The problem:
Print the listing in its entirety and exactly, leaving out images.
:::::
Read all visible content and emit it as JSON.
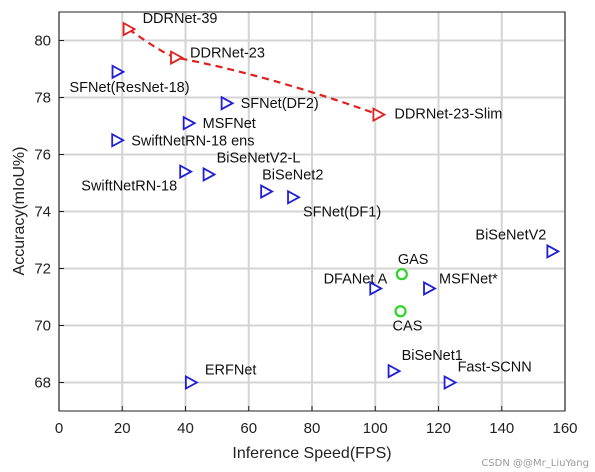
{
  "chart_data": {
    "type": "scatter",
    "title": "",
    "xlabel": "Inference Speed(FPS)",
    "ylabel": "Accuracy(mIoU%)",
    "xlim": [
      0,
      160
    ],
    "ylim": [
      67,
      81
    ],
    "xticks": [
      0,
      20,
      40,
      60,
      80,
      100,
      120,
      140,
      160
    ],
    "yticks": [
      68,
      70,
      72,
      74,
      76,
      78,
      80
    ],
    "grid": true,
    "colors": {
      "blue": "#1f1fd6",
      "red": "#e0201e",
      "green": "#2bd62b"
    },
    "series": [
      {
        "color": "blue",
        "marker": "triangle-right",
        "points": [
          {
            "label": "SFNet(ResNet-18)",
            "x": 18.5,
            "y": 78.9
          },
          {
            "label": "SFNet(DF2)",
            "x": 53,
            "y": 77.8
          },
          {
            "label": "MSFNet",
            "x": 41,
            "y": 77.1
          },
          {
            "label": "SwiftNetRN-18 ens",
            "x": 18.4,
            "y": 76.5
          },
          {
            "label": "SwiftNetRN-18",
            "x": 39.9,
            "y": 75.4
          },
          {
            "label": "BiSeNetV2-L",
            "x": 47.3,
            "y": 75.3
          },
          {
            "label": "BiSeNet2",
            "x": 65.5,
            "y": 74.7
          },
          {
            "label": "SFNet(DF1)",
            "x": 74,
            "y": 74.5
          },
          {
            "label": "BiSeNetV2",
            "x": 156,
            "y": 72.6
          },
          {
            "label": "DFANet A",
            "x": 100,
            "y": 71.3
          },
          {
            "label": "MSFNet*",
            "x": 117,
            "y": 71.3
          },
          {
            "label": "ERFNet",
            "x": 41.7,
            "y": 68.0
          },
          {
            "label": "BiSeNet1",
            "x": 105.8,
            "y": 68.4
          },
          {
            "label": "Fast-SCNN",
            "x": 123.5,
            "y": 68.0
          }
        ]
      },
      {
        "color": "red",
        "marker": "triangle-right",
        "line": "dashed",
        "points": [
          {
            "label": "DDRNet-39",
            "x": 22,
            "y": 80.4
          },
          {
            "label": "DDRNet-23",
            "x": 37,
            "y": 79.4
          },
          {
            "label": "DDRNet-23-Slim",
            "x": 101,
            "y": 77.4
          }
        ]
      },
      {
        "color": "green",
        "marker": "circle",
        "points": [
          {
            "label": "GAS",
            "x": 108.4,
            "y": 71.8
          },
          {
            "label": "CAS",
            "x": 108,
            "y": 70.5
          }
        ]
      }
    ]
  },
  "watermark": "CSDN @@Mr_LiuYang"
}
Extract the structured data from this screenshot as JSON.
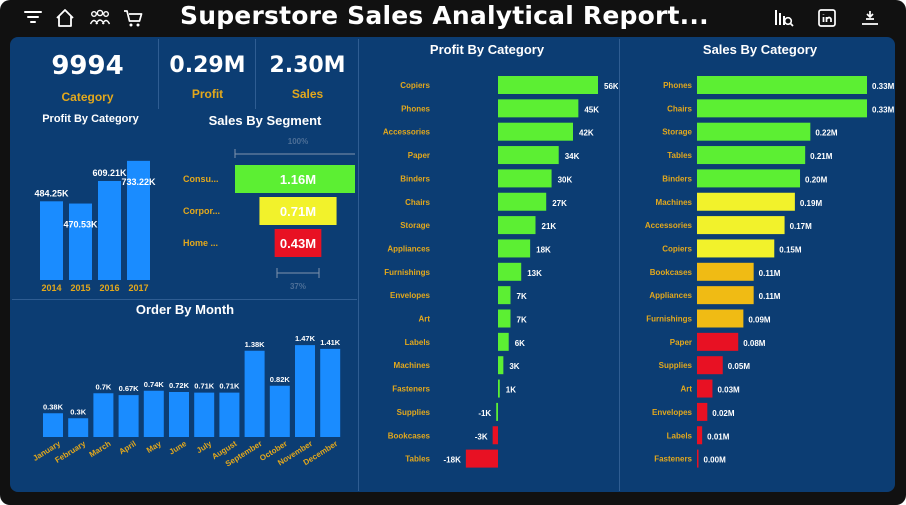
{
  "header": {
    "title": "Superstore Sales Analytical Report...",
    "icons_left": [
      "filter-icon",
      "home-icon",
      "people-icon",
      "cart-icon"
    ],
    "icons_right": [
      "search-report-icon",
      "linkedin-icon",
      "collapse-icon"
    ]
  },
  "kpis": {
    "category_value": "9994",
    "category_label": "Category",
    "profit_value": "0.29M",
    "profit_label": "Profit",
    "sales_value": "2.30M",
    "sales_label": "Sales"
  },
  "colors": {
    "canvas": "#0c3d73",
    "bar_blue": "#1a8cff",
    "green": "#5cef33",
    "yellow": "#f2f22b",
    "orange": "#f0bb14",
    "red": "#e81123",
    "accent_gold": "#e3a81c"
  },
  "chart_data": [
    {
      "id": "profit_by_year",
      "type": "bar",
      "title": "Profit By Category",
      "categories": [
        "2014",
        "2015",
        "2016",
        "2017"
      ],
      "values": [
        484.25,
        470.53,
        609.21,
        733.22
      ],
      "labels": [
        "484.25K",
        "470.53K",
        "609.21K",
        "733.22K"
      ],
      "ylim": [
        0,
        800
      ]
    },
    {
      "id": "sales_by_segment",
      "type": "bar",
      "title": "Sales By Segment",
      "categories": [
        "Consu...",
        "Corpor...",
        "Home ..."
      ],
      "values": [
        1.16,
        0.71,
        0.43
      ],
      "labels": [
        "1.16M",
        "0.71M",
        "0.43M"
      ],
      "top_note": "100%",
      "bottom_note": "37%"
    },
    {
      "id": "order_by_month",
      "type": "bar",
      "title": "Order By Month",
      "categories": [
        "January",
        "February",
        "March",
        "April",
        "May",
        "June",
        "July",
        "August",
        "September",
        "October",
        "November",
        "December"
      ],
      "values": [
        0.38,
        0.3,
        0.7,
        0.67,
        0.74,
        0.72,
        0.71,
        0.71,
        1.38,
        0.82,
        1.47,
        1.41
      ],
      "labels": [
        "0.38K",
        "0.3K",
        "0.7K",
        "0.67K",
        "0.74K",
        "0.72K",
        "0.71K",
        "0.71K",
        "1.38K",
        "0.82K",
        "1.47K",
        "1.41K"
      ],
      "ylim": [
        0,
        1.6
      ]
    },
    {
      "id": "profit_by_category",
      "type": "bar",
      "title": "Profit By Category",
      "categories": [
        "Copiers",
        "Phones",
        "Accessories",
        "Paper",
        "Binders",
        "Chairs",
        "Storage",
        "Appliances",
        "Furnishings",
        "Envelopes",
        "Art",
        "Labels",
        "Machines",
        "Fasteners",
        "Supplies",
        "Bookcases",
        "Tables"
      ],
      "values": [
        56,
        45,
        42,
        34,
        30,
        27,
        21,
        18,
        13,
        7,
        7,
        6,
        3,
        1,
        -1,
        -3,
        -18
      ],
      "labels": [
        "56K",
        "45K",
        "42K",
        "34K",
        "30K",
        "27K",
        "21K",
        "18K",
        "13K",
        "7K",
        "7K",
        "6K",
        "3K",
        "1K",
        "-1K",
        "-3K",
        "-18K"
      ],
      "xlim": [
        -18,
        56
      ]
    },
    {
      "id": "sales_by_category",
      "type": "bar",
      "title": "Sales By Category",
      "categories": [
        "Phones",
        "Chairs",
        "Storage",
        "Tables",
        "Binders",
        "Machines",
        "Accessories",
        "Copiers",
        "Bookcases",
        "Appliances",
        "Furnishings",
        "Paper",
        "Supplies",
        "Art",
        "Envelopes",
        "Labels",
        "Fasteners"
      ],
      "values": [
        0.33,
        0.33,
        0.22,
        0.21,
        0.2,
        0.19,
        0.17,
        0.15,
        0.11,
        0.11,
        0.09,
        0.08,
        0.05,
        0.03,
        0.02,
        0.01,
        0.0
      ],
      "labels": [
        "0.33M",
        "0.33M",
        "0.22M",
        "0.21M",
        "0.20M",
        "0.19M",
        "0.17M",
        "0.15M",
        "0.11M",
        "0.11M",
        "0.09M",
        "0.08M",
        "0.05M",
        "0.03M",
        "0.02M",
        "0.01M",
        "0.00M"
      ],
      "xlim": [
        0,
        0.33
      ]
    }
  ]
}
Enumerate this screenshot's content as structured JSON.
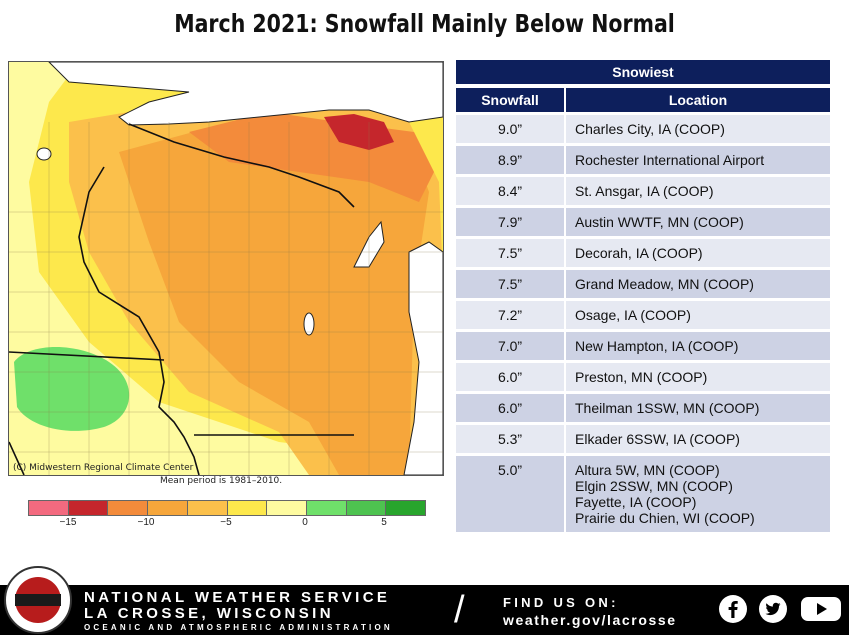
:::::
Output for this task:
Read all visible content and emit it as JSON.
{
  "chart_data": {
    "type": "scatter",
    "title": "",
    "xlabel": "Inference Speed(FPS)",
    "ylabel": "Accuracy(mIoU%)",
    "xlim": [
      0,
      160
    ],
    "ylim": [
      67,
      81
    ],
    "xticks": [
      0,
      20,
      40,
      60,
      80,
      100,
      120,
      140,
      160
    ],
    "yticks": [
      68,
      70,
      72,
      74,
      76,
      78,
      80
    ],
    "grid": true,
    "colors": {
      "blue": "#1f1fd6",
      "red": "#e0201e",
      "green": "#2bd62b"
    },
    "series": [
      {
        "color": "blue",
        "marker": "triangle-right",
        "points": [
          {
            "label": "SFNet(ResNet-18)",
            "x": 18.5,
            "y": 78.9
          },
          {
            "label": "SFNet(DF2)",
            "x": 53,
            "y": 77.8
          },
          {
            "label": "MSFNet",
            "x": 41,
            "y": 77.1
          },
          {
            "label": "SwiftNetRN-18 ens",
            "x": 18.4,
            "y": 76.5
          },
          {
            "label": "SwiftNetRN-18",
            "x": 39.9,
            "y": 75.4
          },
          {
            "label": "BiSeNetV2-L",
            "x": 47.3,
            "y": 75.3
          },
          {
            "label": "BiSeNet2",
            "x": 65.5,
            "y": 74.7
          },
          {
            "label": "SFNet(DF1)",
            "x": 74,
            "y": 74.5
          },
          {
            "label": "BiSeNetV2",
            "x": 156,
            "y": 72.6
          },
          {
            "label": "DFANet A",
            "x": 100,
            "y": 71.3
          },
          {
            "label": "MSFNet*",
            "x": 117,
            "y": 71.3
          },
          {
            "label": "ERFNet",
            "x": 41.7,
            "y": 68.0
          },
          {
            "label": "BiSeNet1",
            "x": 105.8,
            "y": 68.4
          },
          {
            "label": "Fast-SCNN",
            "x": 123.5,
            "y": 68.0
          }
        ]
      },
      {
        "color": "red",
        "marker": "triangle-right",
        "line": "dashed",
        "points": [
          {
            "label": "DDRNet-39",
            "x": 22,
            "y": 80.4
          },
          {
            "label": "DDRNet-23",
            "x": 37,
            "y": 79.4
          },
          {
            "label": "DDRNet-23-Slim",
            "x": 101,
            "y": 77.4
          }
        ]
      },
      {
        "color": "green",
        "marker": "circle",
        "points": [
          {
            "label": "GAS",
            "x": 108.4,
            "y": 71.8
          },
          {
            "label": "CAS",
            "x": 108,
            "y": 70.5
          }
        ]
      }
    ]
  },
  "watermark": "CSDN @@Mr_LiuYang"
}
Extract the structured data from this screenshot as JSON.
{
  "header": {
    "title": "Superstore Sales Analytical Report...",
    "icons_left": [
      "filter-icon",
      "home-icon",
      "people-icon",
      "cart-icon"
    ],
    "icons_right": [
      "search-report-icon",
      "linkedin-icon",
      "collapse-icon"
    ]
  },
  "kpis": {
    "category_value": "9994",
    "category_label": "Category",
    "profit_value": "0.29M",
    "profit_label": "Profit",
    "sales_value": "2.30M",
    "sales_label": "Sales"
  },
  "colors": {
    "canvas": "#0c3d73",
    "bar_blue": "#1a8cff",
    "green": "#5cef33",
    "yellow": "#f2f22b",
    "orange": "#f0bb14",
    "red": "#e81123",
    "accent_gold": "#e3a81c"
  },
  "chart_data": [
    {
      "id": "profit_by_year",
      "type": "bar",
      "title": "Profit By Category",
      "categories": [
        "2014",
        "2015",
        "2016",
        "2017"
      ],
      "values": [
        484.25,
        470.53,
        609.21,
        733.22
      ],
      "labels": [
        "484.25K",
        "470.53K",
        "609.21K",
        "733.22K"
      ],
      "ylim": [
        0,
        800
      ]
    },
    {
      "id": "sales_by_segment",
      "type": "bar",
      "title": "Sales By Segment",
      "categories": [
        "Consu...",
        "Corpor...",
        "Home ..."
      ],
      "values": [
        1.16,
        0.71,
        0.43
      ],
      "labels": [
        "1.16M",
        "0.71M",
        "0.43M"
      ],
      "top_note": "100%",
      "bottom_note": "37%"
    },
    {
      "id": "order_by_month",
      "type": "bar",
      "title": "Order By Month",
      "categories": [
        "January",
        "February",
        "March",
        "April",
        "May",
        "June",
        "July",
        "August",
        "September",
        "October",
        "November",
        "December"
      ],
      "values": [
        0.38,
        0.3,
        0.7,
        0.67,
        0.74,
        0.72,
        0.71,
        0.71,
        1.38,
        0.82,
        1.47,
        1.41
      ],
      "labels": [
        "0.38K",
        "0.3K",
        "0.7K",
        "0.67K",
        "0.74K",
        "0.72K",
        "0.71K",
        "0.71K",
        "1.38K",
        "0.82K",
        "1.47K",
        "1.41K"
      ],
      "ylim": [
        0,
        1.6
      ]
    },
    {
      "id": "profit_by_category",
      "type": "bar",
      "title": "Profit By Category",
      "categories": [
        "Copiers",
        "Phones",
        "Accessories",
        "Paper",
        "Binders",
        "Chairs",
        "Storage",
        "Appliances",
        "Furnishings",
        "Envelopes",
        "Art",
        "Labels",
        "Machines",
        "Fasteners",
        "Supplies",
        "Bookcases",
        "Tables"
      ],
      "values": [
        56,
        45,
        42,
        34,
        30,
        27,
        21,
        18,
        13,
        7,
        7,
        6,
        3,
        1,
        -1,
        -3,
        -18
      ],
      "labels": [
        "56K",
        "45K",
        "42K",
        "34K",
        "30K",
        "27K",
        "21K",
        "18K",
        "13K",
        "7K",
        "7K",
        "6K",
        "3K",
        "1K",
        "-1K",
        "-3K",
        "-18K"
      ],
      "xlim": [
        -18,
        56
      ]
    },
    {
      "id": "sales_by_category",
      "type": "bar",
      "title": "Sales By Category",
      "categories": [
        "Phones",
        "Chairs",
        "Storage",
        "Tables",
        "Binders",
        "Machines",
        "Accessories",
        "Copiers",
        "Bookcases",
        "Appliances",
        "Furnishings",
        "Paper",
        "Supplies",
        "Art",
        "Envelopes",
        "Labels",
        "Fasteners"
      ],
      "values": [
        0.33,
        0.33,
        0.22,
        0.21,
        0.2,
        0.19,
        0.17,
        0.15,
        0.11,
        0.11,
        0.09,
        0.08,
        0.05,
        0.03,
        0.02,
        0.01,
        0.0
      ],
      "labels": [
        "0.33M",
        "0.33M",
        "0.22M",
        "0.21M",
        "0.20M",
        "0.19M",
        "0.17M",
        "0.15M",
        "0.11M",
        "0.11M",
        "0.09M",
        "0.08M",
        "0.05M",
        "0.03M",
        "0.02M",
        "0.01M",
        "0.00M"
      ],
      "xlim": [
        0,
        0.33
      ]
    }
  ]
}
Enumerate this screenshot's content as structured JSON.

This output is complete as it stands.